## Written exercise
Reproduce every line of the listing below word for word, leaving out the pictures.

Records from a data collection
* * * * * * * * *

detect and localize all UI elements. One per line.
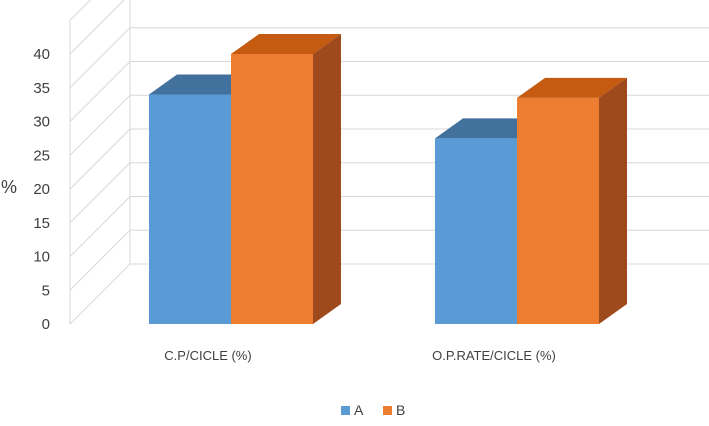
bar-front: [149, 94, 231, 324]
gridline-side: [69, 0, 125, 55]
y-tick-label: 5: [42, 282, 50, 299]
bar-side: [599, 77, 627, 324]
legend-label-B: B: [396, 402, 405, 418]
y-tick-label: 0: [42, 316, 50, 333]
gridline-side: [69, 229, 131, 291]
bar-front: [435, 138, 517, 324]
bars: [149, 34, 627, 324]
y-tick-label: 40: [33, 46, 50, 63]
gridline-side: [69, 61, 131, 122]
bar-top: [231, 34, 341, 54]
gridline-side: [69, 263, 131, 325]
gridline-side: [69, 0, 91, 21]
bar-B-1: [517, 77, 627, 324]
legend-swatch-A: [341, 406, 350, 415]
gridline-side: [69, 162, 131, 224]
bar-front: [231, 54, 313, 324]
y-axis-label: %: [1, 177, 17, 197]
bar-side: [313, 34, 341, 324]
legend-swatch-B: [383, 406, 392, 415]
y-axis-ticks: 0 5 10 15 20 25 30 35 40: [33, 46, 50, 333]
gridline-side: [69, 27, 131, 89]
y-tick-label: 10: [33, 249, 50, 266]
x-category-label: C.P/CICLE (%): [164, 348, 251, 363]
legend-label-A: A: [354, 402, 364, 418]
y-tick-label: 35: [33, 80, 50, 97]
y-tick-label: 30: [33, 114, 50, 131]
bar-B-0: [231, 34, 341, 324]
x-category-label: O.P.RATE/CICLE (%): [432, 348, 556, 363]
y-tick-label: 25: [33, 147, 50, 164]
gridline-side: [69, 128, 131, 190]
gridline-side: [69, 94, 131, 156]
x-axis-categories: C.P/CICLE (%) O.P.RATE/CICLE (%): [164, 348, 556, 363]
y-tick-label: 15: [33, 215, 50, 232]
bar-front: [517, 97, 599, 324]
y-tick-label: 20: [33, 181, 50, 198]
gridline-side: [69, 196, 131, 257]
bar-top: [517, 77, 627, 98]
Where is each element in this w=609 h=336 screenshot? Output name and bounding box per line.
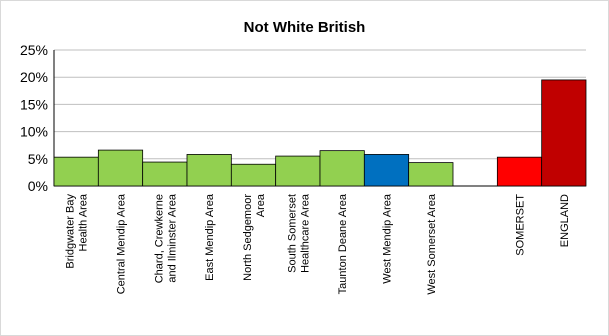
bar: [541, 79, 587, 187]
y-tick-label: 15%: [20, 96, 48, 112]
x-tick-label: Bridgwater Bay: [65, 194, 77, 269]
bar: [230, 163, 277, 187]
y-tick-label: 5%: [28, 151, 48, 167]
x-tick-label: Taunton Deane Area: [337, 193, 349, 294]
x-tick-label: SOMERSET: [515, 194, 527, 256]
x-tick-label: South Somerset: [286, 194, 298, 273]
y-tick-label: 10%: [20, 124, 48, 140]
y-tick-label: 25%: [20, 42, 48, 58]
bar: [142, 161, 188, 187]
bar: [53, 156, 99, 187]
bar: [363, 154, 410, 187]
x-tick-label: Chard, Crewkerne: [153, 194, 165, 283]
bar: [97, 149, 144, 187]
y-tick-label: 0%: [28, 178, 48, 194]
bar: [275, 155, 321, 187]
x-tick-label: East Mendip Area: [204, 193, 216, 281]
x-tick-label: Healthcare Area: [299, 193, 311, 273]
x-tick-label: Central Mendip Area: [116, 193, 128, 294]
bar: [408, 162, 454, 187]
x-tick-label: West Somerset Area: [426, 193, 438, 295]
bar: [319, 150, 365, 187]
y-tick-label: 20%: [20, 69, 48, 85]
x-tick-label: ENGLAND: [559, 194, 571, 247]
x-tick-label: Health Area: [78, 193, 90, 251]
x-tick-label: West Mendip Area: [382, 193, 394, 284]
bar: [186, 154, 232, 187]
chart-title: Not White British: [243, 19, 366, 36]
bar: [496, 156, 543, 187]
x-tick-label: Area: [255, 193, 267, 217]
x-tick-label: and Ilminster Area: [166, 193, 178, 283]
x-tick-label: North Sedgemoor: [242, 194, 254, 281]
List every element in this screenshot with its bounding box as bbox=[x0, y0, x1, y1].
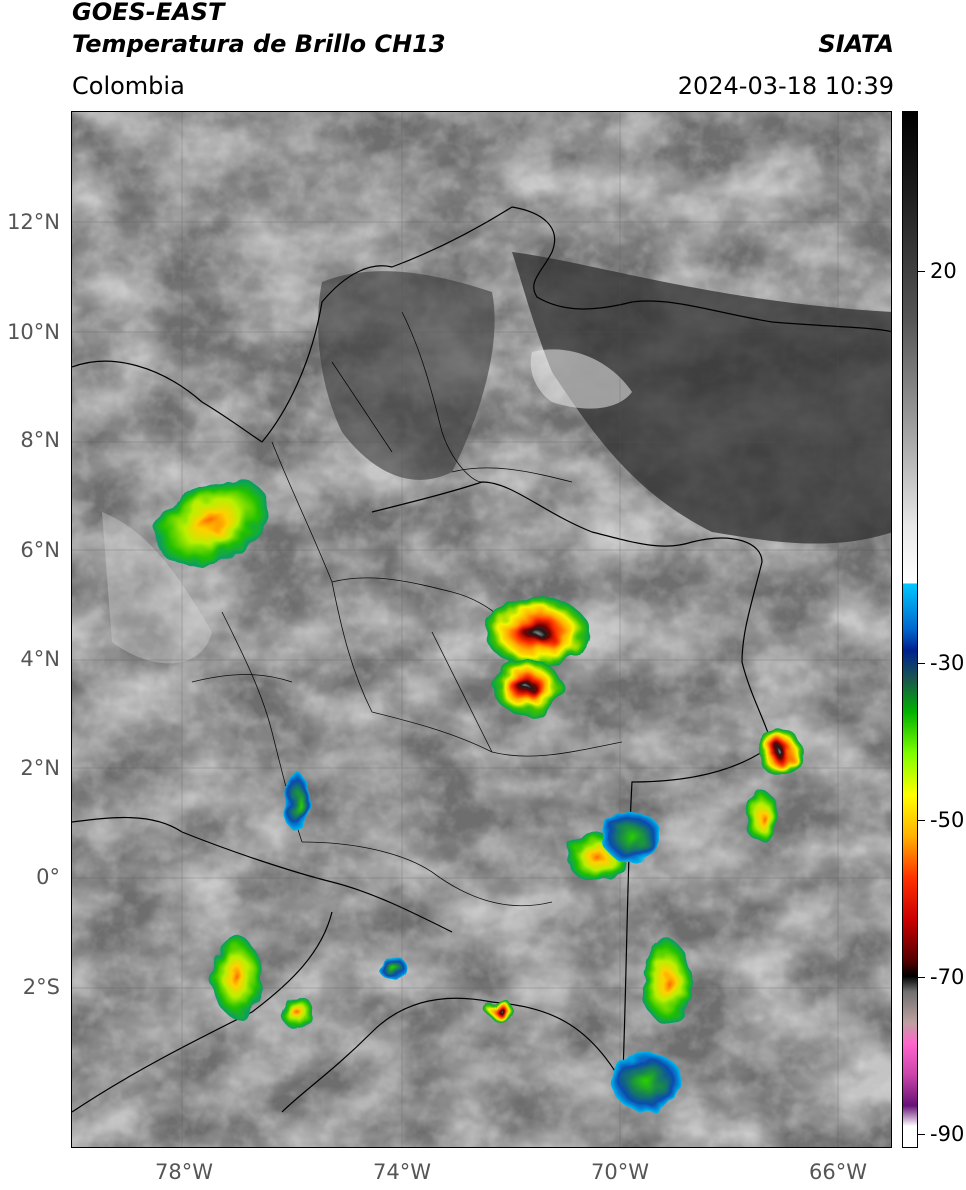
lat-label: 4°N bbox=[20, 647, 60, 671]
lat-label: 8°N bbox=[20, 428, 60, 452]
convective-cell bbox=[758, 728, 802, 776]
lat-label: 12°N bbox=[7, 210, 60, 234]
lon-label: 70°W bbox=[591, 1160, 649, 1184]
product-title: Temperatura de Brillo CH13 bbox=[72, 30, 446, 58]
lat-label: 2°N bbox=[20, 756, 60, 780]
map-panel[interactable] bbox=[71, 111, 892, 1148]
region-label: Colombia bbox=[72, 72, 185, 100]
satellite-map[interactable] bbox=[72, 112, 892, 1148]
convective-cell bbox=[282, 994, 312, 1030]
lat-label: 10°N bbox=[7, 320, 60, 344]
convective-cell bbox=[378, 955, 406, 979]
convective-cell bbox=[612, 1052, 682, 1112]
convective-cell bbox=[493, 659, 561, 715]
colorbar-tick bbox=[917, 820, 925, 821]
convective-cell bbox=[642, 940, 692, 1024]
convective-cell bbox=[744, 792, 780, 842]
colorbar-label: -30 bbox=[930, 651, 965, 675]
colorbar-tick bbox=[917, 1134, 925, 1135]
lon-label: 74°W bbox=[373, 1160, 431, 1184]
convective-cell bbox=[486, 1000, 514, 1020]
colorbar-label: -90 bbox=[930, 1122, 965, 1146]
colorbar-label: 20 bbox=[930, 259, 957, 283]
colorbar-label: -70 bbox=[930, 965, 965, 989]
colorbar-tick bbox=[917, 977, 925, 978]
colorbar-tick bbox=[917, 271, 925, 272]
colorbar bbox=[902, 111, 918, 1148]
satellite-title: GOES-EAST bbox=[72, 0, 225, 26]
colorbar-label: -50 bbox=[930, 808, 965, 832]
lon-label: 66°W bbox=[809, 1160, 867, 1184]
department-borders bbox=[191, 311, 623, 907]
graticule bbox=[72, 112, 891, 1147]
convective-cell bbox=[212, 937, 262, 1017]
lat-label: 0° bbox=[36, 865, 60, 889]
convective-cell bbox=[285, 772, 309, 832]
lon-label: 78°W bbox=[155, 1160, 213, 1184]
convective-cell bbox=[485, 597, 589, 667]
timestamp: 2024-03-18 10:39 bbox=[677, 72, 894, 100]
lat-label: 2°S bbox=[22, 975, 60, 999]
convective-cell bbox=[602, 812, 662, 862]
colorbar-tick bbox=[917, 663, 925, 664]
convective-cell bbox=[155, 479, 269, 565]
lat-label: 6°N bbox=[20, 538, 60, 562]
source-label: SIATA bbox=[818, 30, 894, 58]
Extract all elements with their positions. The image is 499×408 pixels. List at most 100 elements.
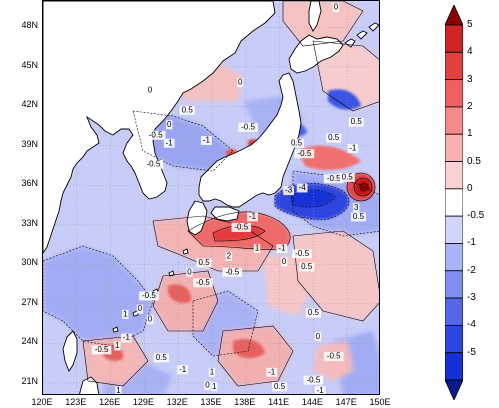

* * * * * * * * *

## Written answer
detect and localize all UI elements. One per line.
bar-front: [149, 94, 231, 324]
gridline-side: [69, 0, 125, 55]
y-tick-label: 5: [42, 282, 50, 299]
bar-side: [599, 77, 627, 324]
legend-label-B: B: [396, 402, 405, 418]
y-tick-label: 0: [42, 316, 50, 333]
gridline-side: [69, 229, 131, 291]
bar-front: [435, 138, 517, 324]
bars: [149, 34, 627, 324]
y-tick-label: 40: [33, 46, 50, 63]
gridline-side: [69, 61, 131, 122]
bar-top: [231, 34, 341, 54]
gridline-side: [69, 263, 131, 325]
gridline-side: [69, 0, 91, 21]
bar-B-1: [517, 77, 627, 324]
legend-swatch-A: [341, 406, 350, 415]
gridline-side: [69, 162, 131, 224]
bar-front: [231, 54, 313, 324]
y-axis-label: %: [1, 177, 17, 197]
bar-side: [313, 34, 341, 324]
legend-swatch-B: [383, 406, 392, 415]
y-axis-ticks: 0 5 10 15 20 25 30 35 40: [33, 46, 50, 333]
gridline-side: [69, 27, 131, 89]
y-tick-label: 10: [33, 249, 50, 266]
x-category-label: C.P/CICLE (%): [164, 348, 251, 363]
legend-label-A: A: [354, 402, 364, 418]
y-tick-label: 35: [33, 80, 50, 97]
y-tick-label: 30: [33, 114, 50, 131]
bar-B-0: [231, 34, 341, 324]
x-category-label: O.P.RATE/CICLE (%): [432, 348, 556, 363]
y-tick-label: 25: [33, 147, 50, 164]
gridline-side: [69, 128, 131, 190]
gridline-side: [69, 94, 131, 156]
x-axis-categories: C.P/CICLE (%) O.P.RATE/CICLE (%): [164, 348, 556, 363]
y-tick-label: 15: [33, 215, 50, 232]
bar-front: [517, 97, 599, 324]
y-tick-label: 20: [33, 181, 50, 198]
gridline-side: [69, 196, 131, 257]
bar-top: [517, 77, 627, 98]
Where is each element in this w=609 h=336 screenshot? Output name and bounding box per line.
bar: [541, 79, 587, 187]
y-tick-label: 15%: [20, 96, 48, 112]
x-tick-label: Bridgwater Bay: [65, 194, 77, 269]
bar: [230, 163, 277, 187]
y-tick-label: 5%: [28, 151, 48, 167]
x-tick-label: Taunton Deane Area: [337, 193, 349, 294]
x-tick-label: SOMERSET: [515, 194, 527, 256]
x-tick-label: South Somerset: [286, 194, 298, 273]
y-tick-label: 10%: [20, 124, 48, 140]
y-tick-label: 25%: [20, 42, 48, 58]
bar: [142, 161, 188, 187]
bar: [53, 156, 99, 187]
bar: [363, 154, 410, 187]
x-tick-label: Chard, Crewkerne: [153, 194, 165, 283]
bar: [97, 149, 144, 187]
y-tick-label: 0%: [28, 178, 48, 194]
bar: [275, 155, 321, 187]
x-tick-label: East Mendip Area: [204, 193, 216, 281]
x-tick-label: Healthcare Area: [299, 193, 311, 273]
x-tick-label: Central Mendip Area: [116, 193, 128, 294]
bar: [408, 162, 454, 187]
x-tick-label: West Somerset Area: [426, 193, 438, 295]
bar: [319, 150, 365, 187]
y-tick-label: 20%: [20, 69, 48, 85]
x-tick-label: ENGLAND: [559, 194, 571, 247]
x-tick-label: Health Area: [78, 193, 90, 251]
x-tick-label: West Mendip Area: [382, 193, 394, 284]
bar: [186, 154, 232, 187]
chart-title: Not White British: [243, 19, 366, 36]
bar: [496, 156, 543, 187]
x-tick-label: Area: [255, 193, 267, 217]
x-tick-label: and Ilminster Area: [166, 193, 178, 283]
x-tick-label: North Sedgemoor: [242, 194, 254, 281]
List every element in this screenshot with its bounding box as bbox=[x0, y0, x1, y1].
lat-label: 4°N bbox=[20, 647, 60, 671]
lat-label: 8°N bbox=[20, 428, 60, 452]
convective-cell bbox=[758, 728, 802, 776]
lat-label: 12°N bbox=[7, 210, 60, 234]
lon-label: 70°W bbox=[591, 1160, 649, 1184]
product-title: Temperatura de Brillo CH13 bbox=[72, 30, 446, 58]
lat-label: 2°N bbox=[20, 756, 60, 780]
map-panel[interactable] bbox=[71, 111, 892, 1148]
region-label: Colombia bbox=[72, 72, 185, 100]
satellite-map[interactable] bbox=[72, 112, 892, 1148]
convective-cell bbox=[282, 994, 312, 1030]
lat-label: 10°N bbox=[7, 320, 60, 344]
convective-cell bbox=[378, 955, 406, 979]
convective-cell bbox=[612, 1052, 682, 1112]
convective-cell bbox=[493, 659, 561, 715]
colorbar-tick bbox=[917, 820, 925, 821]
convective-cell bbox=[642, 940, 692, 1024]
convective-cell bbox=[744, 792, 780, 842]
colorbar-label: -30 bbox=[930, 651, 965, 675]
colorbar-tick bbox=[917, 1134, 925, 1135]
lon-label: 74°W bbox=[373, 1160, 431, 1184]
convective-cell bbox=[486, 1000, 514, 1020]
colorbar-label: -90 bbox=[930, 1122, 965, 1146]
colorbar-label: 20 bbox=[930, 259, 957, 283]
colorbar-label: -70 bbox=[930, 965, 965, 989]
colorbar-tick bbox=[917, 977, 925, 978]
colorbar-tick bbox=[917, 271, 925, 272]
colorbar bbox=[902, 111, 918, 1148]
satellite-title: GOES-EAST bbox=[72, 0, 225, 26]
colorbar-label: -50 bbox=[930, 808, 965, 832]
lon-label: 66°W bbox=[809, 1160, 867, 1184]
department-borders bbox=[191, 311, 623, 907]
graticule bbox=[72, 112, 891, 1147]
convective-cell bbox=[212, 937, 262, 1017]
lat-label: 0° bbox=[36, 865, 60, 889]
convective-cell bbox=[285, 772, 309, 832]
lon-label: 78°W bbox=[155, 1160, 213, 1184]
convective-cell bbox=[485, 597, 589, 667]
timestamp: 2024-03-18 10:39 bbox=[677, 72, 894, 100]
lat-label: 2°S bbox=[22, 975, 60, 999]
convective-cell bbox=[602, 812, 662, 862]
colorbar-tick bbox=[917, 663, 925, 664]
convective-cell bbox=[155, 479, 269, 565]
lat-label: 6°N bbox=[20, 538, 60, 562]
source-label: SIATA bbox=[818, 30, 894, 58]
Extract all elements with their positions. The image is 499×408 pixels. List at most 100 elements.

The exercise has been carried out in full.